◆ **Records to use**:
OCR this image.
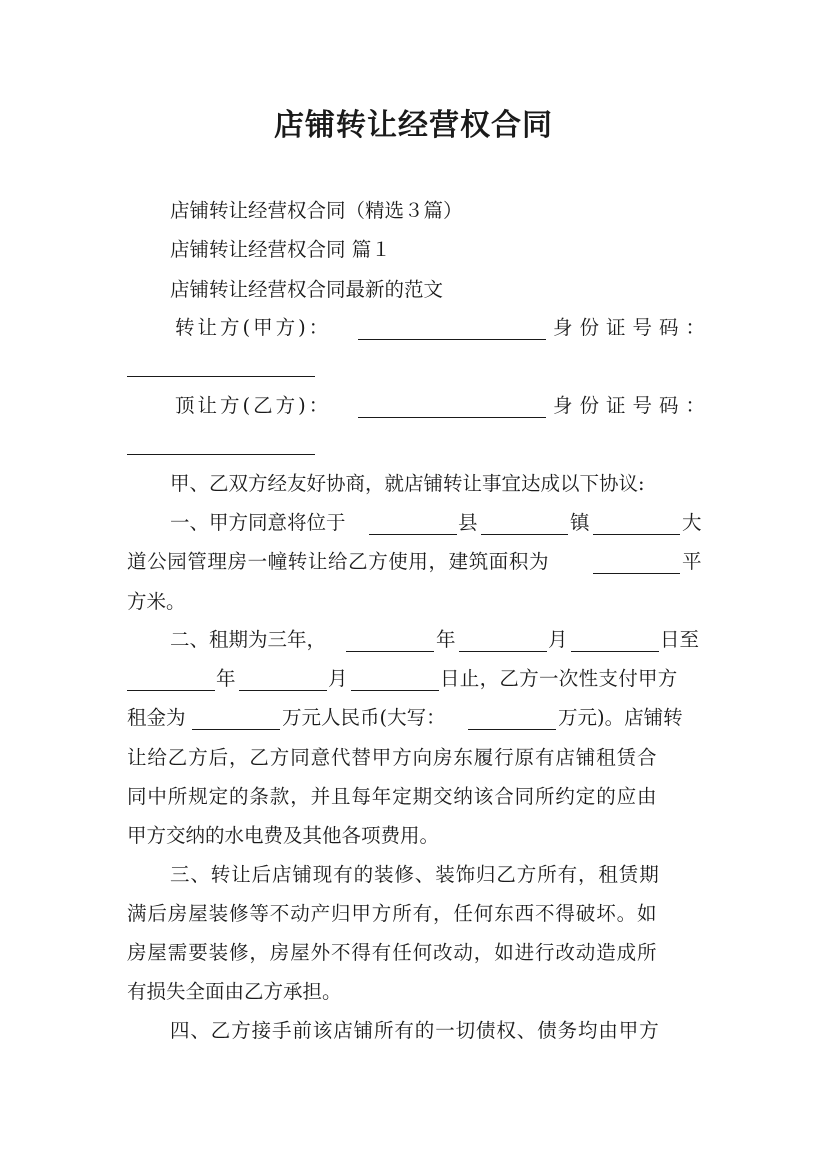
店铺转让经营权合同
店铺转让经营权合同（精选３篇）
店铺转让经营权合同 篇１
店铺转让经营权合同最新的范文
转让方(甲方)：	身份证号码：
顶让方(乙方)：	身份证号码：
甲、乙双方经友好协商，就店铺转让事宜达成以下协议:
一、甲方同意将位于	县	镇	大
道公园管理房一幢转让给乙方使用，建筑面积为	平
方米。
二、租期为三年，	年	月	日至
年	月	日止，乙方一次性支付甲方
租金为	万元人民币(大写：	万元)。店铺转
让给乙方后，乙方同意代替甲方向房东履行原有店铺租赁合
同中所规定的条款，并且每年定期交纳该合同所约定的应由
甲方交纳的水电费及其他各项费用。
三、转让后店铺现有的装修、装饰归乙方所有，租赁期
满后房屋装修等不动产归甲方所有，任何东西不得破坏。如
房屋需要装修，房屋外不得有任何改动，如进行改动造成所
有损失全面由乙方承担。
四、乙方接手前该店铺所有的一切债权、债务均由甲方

◆ **Exercise details**:
Leave out the pictures and output the rest of the material exactly as written.

◆ **Exercise answer**:
OCR this image.
店铺转让经营权合同
店铺转让经营权合同（精选３篇）
店铺转让经营权合同 篇１
店铺转让经营权合同最新的范文
转让方(甲方)：	身份证号码：
顶让方(乙方)：	身份证号码：
甲、乙双方经友好协商，就店铺转让事宜达成以下协议:
一、甲方同意将位于	县	镇	大
道公园管理房一幢转让给乙方使用，建筑面积为	平
方米。
二、租期为三年，	年	月	日至
年	月	日止，乙方一次性支付甲方
租金为	万元人民币(大写：	万元)。店铺转
让给乙方后，乙方同意代替甲方向房东履行原有店铺租赁合
同中所规定的条款，并且每年定期交纳该合同所约定的应由
甲方交纳的水电费及其他各项费用。
三、转让后店铺现有的装修、装饰归乙方所有，租赁期
满后房屋装修等不动产归甲方所有，任何东西不得破坏。如
房屋需要装修，房屋外不得有任何改动，如进行改动造成所
有损失全面由乙方承担。
四、乙方接手前该店铺所有的一切债权、债务均由甲方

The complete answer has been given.